>> start SUPPLIED RECORDS

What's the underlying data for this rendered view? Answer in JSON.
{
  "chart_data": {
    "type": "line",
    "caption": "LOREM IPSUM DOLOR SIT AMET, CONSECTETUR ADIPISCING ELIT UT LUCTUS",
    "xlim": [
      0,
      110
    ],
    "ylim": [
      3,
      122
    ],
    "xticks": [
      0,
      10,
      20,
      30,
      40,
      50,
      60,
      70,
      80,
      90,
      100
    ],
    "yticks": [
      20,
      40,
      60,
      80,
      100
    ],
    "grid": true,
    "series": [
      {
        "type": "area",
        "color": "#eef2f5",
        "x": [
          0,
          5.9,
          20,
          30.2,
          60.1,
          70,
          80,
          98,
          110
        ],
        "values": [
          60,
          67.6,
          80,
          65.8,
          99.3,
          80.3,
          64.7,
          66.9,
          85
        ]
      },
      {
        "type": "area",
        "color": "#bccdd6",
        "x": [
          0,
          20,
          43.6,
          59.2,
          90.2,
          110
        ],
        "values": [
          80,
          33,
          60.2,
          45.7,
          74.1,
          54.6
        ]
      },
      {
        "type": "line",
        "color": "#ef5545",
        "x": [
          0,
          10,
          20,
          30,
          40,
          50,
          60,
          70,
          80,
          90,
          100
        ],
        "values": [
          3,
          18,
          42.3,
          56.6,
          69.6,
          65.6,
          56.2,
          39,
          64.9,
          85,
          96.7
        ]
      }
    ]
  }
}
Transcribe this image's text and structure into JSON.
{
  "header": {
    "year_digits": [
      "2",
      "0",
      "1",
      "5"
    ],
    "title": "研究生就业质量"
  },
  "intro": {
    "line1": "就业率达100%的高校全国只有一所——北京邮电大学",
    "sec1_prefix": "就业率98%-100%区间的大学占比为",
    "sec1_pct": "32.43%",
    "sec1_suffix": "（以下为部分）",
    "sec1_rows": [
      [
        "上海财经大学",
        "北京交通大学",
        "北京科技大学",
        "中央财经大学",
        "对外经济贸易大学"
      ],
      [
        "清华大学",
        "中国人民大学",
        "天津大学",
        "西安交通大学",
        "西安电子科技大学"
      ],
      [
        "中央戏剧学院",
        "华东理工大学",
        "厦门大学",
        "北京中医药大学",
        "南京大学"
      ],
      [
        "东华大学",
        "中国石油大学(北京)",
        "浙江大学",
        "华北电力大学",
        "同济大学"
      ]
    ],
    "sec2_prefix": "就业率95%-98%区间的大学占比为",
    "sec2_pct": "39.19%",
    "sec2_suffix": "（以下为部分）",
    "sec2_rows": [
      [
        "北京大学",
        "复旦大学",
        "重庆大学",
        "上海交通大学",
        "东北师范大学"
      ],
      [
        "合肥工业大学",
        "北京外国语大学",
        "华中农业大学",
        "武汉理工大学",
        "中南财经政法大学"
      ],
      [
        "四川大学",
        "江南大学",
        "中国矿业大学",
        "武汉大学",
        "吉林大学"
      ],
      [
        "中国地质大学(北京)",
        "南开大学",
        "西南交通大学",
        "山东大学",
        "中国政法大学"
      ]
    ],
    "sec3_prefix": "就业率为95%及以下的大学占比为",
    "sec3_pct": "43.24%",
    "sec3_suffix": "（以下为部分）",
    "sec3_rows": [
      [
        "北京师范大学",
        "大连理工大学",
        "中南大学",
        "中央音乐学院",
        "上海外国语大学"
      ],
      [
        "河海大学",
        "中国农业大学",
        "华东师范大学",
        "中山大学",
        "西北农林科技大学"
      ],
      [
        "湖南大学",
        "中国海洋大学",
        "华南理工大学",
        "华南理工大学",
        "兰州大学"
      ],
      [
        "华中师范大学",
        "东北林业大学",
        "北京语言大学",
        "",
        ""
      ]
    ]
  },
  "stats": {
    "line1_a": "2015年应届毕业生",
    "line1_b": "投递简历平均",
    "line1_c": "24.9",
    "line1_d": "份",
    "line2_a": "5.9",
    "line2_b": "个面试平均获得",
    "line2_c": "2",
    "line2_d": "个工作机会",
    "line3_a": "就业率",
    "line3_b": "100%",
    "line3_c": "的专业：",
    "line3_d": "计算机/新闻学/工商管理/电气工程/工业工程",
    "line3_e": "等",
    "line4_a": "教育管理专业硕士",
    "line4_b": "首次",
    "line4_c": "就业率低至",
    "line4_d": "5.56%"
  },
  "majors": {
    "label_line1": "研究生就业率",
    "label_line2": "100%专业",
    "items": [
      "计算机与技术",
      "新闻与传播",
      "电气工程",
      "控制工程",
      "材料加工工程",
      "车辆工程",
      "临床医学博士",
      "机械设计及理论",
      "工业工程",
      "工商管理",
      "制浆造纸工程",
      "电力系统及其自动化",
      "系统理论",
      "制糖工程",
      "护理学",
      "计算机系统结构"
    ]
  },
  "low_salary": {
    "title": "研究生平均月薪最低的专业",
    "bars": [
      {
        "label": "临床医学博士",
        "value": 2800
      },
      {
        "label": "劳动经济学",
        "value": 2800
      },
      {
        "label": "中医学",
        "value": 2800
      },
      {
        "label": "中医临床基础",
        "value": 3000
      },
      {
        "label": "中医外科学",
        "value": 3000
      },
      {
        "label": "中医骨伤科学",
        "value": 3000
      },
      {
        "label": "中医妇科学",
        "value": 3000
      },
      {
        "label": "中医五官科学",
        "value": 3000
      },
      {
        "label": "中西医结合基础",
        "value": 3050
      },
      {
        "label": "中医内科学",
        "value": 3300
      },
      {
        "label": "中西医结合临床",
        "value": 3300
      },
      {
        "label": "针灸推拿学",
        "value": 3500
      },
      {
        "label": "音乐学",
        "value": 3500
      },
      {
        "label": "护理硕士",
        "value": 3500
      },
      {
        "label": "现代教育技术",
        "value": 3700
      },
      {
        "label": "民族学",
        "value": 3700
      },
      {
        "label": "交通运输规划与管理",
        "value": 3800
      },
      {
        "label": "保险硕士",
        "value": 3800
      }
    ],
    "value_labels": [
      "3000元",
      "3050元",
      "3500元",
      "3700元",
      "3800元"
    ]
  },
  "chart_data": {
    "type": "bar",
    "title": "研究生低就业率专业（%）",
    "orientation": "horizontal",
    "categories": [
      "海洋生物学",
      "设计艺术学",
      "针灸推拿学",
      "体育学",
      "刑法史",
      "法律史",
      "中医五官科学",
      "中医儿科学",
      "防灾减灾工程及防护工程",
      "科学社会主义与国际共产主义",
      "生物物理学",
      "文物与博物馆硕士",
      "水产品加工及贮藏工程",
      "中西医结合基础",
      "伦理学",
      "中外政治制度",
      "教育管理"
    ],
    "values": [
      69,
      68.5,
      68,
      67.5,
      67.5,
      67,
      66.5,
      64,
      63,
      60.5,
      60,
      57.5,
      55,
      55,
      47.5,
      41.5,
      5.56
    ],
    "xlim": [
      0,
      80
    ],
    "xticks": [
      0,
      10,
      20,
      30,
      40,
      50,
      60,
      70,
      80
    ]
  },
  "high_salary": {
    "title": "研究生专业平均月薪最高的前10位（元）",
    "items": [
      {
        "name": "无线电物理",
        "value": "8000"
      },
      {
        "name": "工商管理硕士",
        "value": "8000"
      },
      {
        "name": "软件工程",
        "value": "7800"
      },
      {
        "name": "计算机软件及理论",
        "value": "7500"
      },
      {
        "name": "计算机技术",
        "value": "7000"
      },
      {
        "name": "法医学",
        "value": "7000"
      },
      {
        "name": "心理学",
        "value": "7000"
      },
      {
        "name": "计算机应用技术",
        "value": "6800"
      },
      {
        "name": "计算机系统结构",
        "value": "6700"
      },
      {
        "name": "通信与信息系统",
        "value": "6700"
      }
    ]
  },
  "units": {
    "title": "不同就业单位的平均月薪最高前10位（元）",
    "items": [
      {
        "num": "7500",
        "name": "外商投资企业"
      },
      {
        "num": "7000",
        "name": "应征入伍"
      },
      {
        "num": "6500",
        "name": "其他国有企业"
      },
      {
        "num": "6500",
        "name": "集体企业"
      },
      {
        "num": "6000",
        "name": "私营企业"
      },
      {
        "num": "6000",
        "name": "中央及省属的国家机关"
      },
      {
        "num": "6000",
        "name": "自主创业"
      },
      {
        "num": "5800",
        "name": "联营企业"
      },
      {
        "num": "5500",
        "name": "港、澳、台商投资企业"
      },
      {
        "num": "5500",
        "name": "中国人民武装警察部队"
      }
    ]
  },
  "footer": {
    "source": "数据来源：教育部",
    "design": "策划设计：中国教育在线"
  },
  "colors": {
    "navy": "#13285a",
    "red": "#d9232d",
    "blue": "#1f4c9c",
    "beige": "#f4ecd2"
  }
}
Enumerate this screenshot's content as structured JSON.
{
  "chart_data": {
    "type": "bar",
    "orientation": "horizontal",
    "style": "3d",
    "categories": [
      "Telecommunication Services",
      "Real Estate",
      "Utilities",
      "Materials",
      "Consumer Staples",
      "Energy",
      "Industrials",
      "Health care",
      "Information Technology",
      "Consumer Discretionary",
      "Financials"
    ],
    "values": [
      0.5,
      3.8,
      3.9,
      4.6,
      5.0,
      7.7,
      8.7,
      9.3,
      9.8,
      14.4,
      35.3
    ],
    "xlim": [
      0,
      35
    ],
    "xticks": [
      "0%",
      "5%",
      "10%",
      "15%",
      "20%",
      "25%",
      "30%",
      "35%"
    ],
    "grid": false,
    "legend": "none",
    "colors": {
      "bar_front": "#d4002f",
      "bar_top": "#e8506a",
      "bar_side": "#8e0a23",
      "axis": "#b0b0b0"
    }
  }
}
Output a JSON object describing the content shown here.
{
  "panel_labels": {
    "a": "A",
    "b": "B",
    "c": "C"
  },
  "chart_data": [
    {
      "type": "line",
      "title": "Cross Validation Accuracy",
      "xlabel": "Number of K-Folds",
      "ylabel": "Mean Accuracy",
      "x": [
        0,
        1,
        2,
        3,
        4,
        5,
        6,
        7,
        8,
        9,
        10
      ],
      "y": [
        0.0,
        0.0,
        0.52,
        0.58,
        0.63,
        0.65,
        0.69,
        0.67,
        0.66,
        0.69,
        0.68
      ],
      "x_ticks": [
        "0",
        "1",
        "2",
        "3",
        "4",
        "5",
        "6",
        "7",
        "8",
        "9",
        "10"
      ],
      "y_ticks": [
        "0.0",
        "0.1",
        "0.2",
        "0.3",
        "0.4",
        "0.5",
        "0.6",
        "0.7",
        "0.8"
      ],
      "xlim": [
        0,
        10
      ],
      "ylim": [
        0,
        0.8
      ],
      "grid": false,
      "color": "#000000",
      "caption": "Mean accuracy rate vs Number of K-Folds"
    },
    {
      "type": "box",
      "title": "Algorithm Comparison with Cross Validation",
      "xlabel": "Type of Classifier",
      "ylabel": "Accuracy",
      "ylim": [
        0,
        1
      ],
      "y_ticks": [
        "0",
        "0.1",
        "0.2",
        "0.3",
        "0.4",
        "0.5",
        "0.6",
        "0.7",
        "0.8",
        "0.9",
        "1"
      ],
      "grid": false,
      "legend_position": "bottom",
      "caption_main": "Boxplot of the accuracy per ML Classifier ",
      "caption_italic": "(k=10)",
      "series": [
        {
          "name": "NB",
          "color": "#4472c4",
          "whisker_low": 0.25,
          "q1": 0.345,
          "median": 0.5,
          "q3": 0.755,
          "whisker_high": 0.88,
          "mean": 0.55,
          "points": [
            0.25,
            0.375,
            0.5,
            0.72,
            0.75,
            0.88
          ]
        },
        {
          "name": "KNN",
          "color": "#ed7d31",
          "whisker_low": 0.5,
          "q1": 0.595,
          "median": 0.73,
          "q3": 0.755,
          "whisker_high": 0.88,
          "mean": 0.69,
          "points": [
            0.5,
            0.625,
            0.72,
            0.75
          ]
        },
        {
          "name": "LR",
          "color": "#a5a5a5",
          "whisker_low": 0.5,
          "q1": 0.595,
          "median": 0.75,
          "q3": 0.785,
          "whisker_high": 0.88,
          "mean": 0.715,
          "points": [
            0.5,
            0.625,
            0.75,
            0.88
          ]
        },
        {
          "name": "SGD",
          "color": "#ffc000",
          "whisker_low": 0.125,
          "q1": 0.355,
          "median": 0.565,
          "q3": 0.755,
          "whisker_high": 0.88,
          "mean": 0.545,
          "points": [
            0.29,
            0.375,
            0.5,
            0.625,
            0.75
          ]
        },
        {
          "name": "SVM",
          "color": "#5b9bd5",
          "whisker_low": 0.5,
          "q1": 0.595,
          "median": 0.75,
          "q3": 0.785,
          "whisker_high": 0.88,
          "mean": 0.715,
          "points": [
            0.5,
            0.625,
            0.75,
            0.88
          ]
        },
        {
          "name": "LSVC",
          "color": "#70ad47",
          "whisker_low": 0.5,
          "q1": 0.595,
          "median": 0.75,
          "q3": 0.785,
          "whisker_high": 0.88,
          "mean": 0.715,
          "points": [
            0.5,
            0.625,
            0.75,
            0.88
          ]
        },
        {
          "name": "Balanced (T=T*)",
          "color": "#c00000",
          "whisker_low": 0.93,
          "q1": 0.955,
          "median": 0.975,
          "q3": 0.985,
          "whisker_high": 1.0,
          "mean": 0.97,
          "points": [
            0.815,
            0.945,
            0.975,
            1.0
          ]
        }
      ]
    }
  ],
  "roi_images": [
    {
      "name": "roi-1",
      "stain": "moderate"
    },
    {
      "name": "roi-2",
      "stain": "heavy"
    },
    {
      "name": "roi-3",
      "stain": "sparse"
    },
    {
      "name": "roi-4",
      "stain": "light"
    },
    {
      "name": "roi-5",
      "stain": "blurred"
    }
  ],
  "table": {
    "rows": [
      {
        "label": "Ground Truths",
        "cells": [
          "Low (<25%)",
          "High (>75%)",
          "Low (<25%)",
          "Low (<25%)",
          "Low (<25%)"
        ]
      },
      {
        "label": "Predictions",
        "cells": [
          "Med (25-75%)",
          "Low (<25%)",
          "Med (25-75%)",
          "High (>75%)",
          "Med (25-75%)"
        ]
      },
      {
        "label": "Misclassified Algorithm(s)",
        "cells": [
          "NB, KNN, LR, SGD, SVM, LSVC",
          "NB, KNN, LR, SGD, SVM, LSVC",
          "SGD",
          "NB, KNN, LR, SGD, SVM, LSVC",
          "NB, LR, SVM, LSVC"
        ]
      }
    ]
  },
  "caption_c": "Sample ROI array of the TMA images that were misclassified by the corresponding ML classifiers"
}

>> end SUPPLIED RECORDS

Where a line above holds the string "this", show that line.

What's the underlying data for this rendered view? Answer in JSON.
Transcribe this image's text and structure into JSON.
Enumerate this screenshot's content as structured JSON.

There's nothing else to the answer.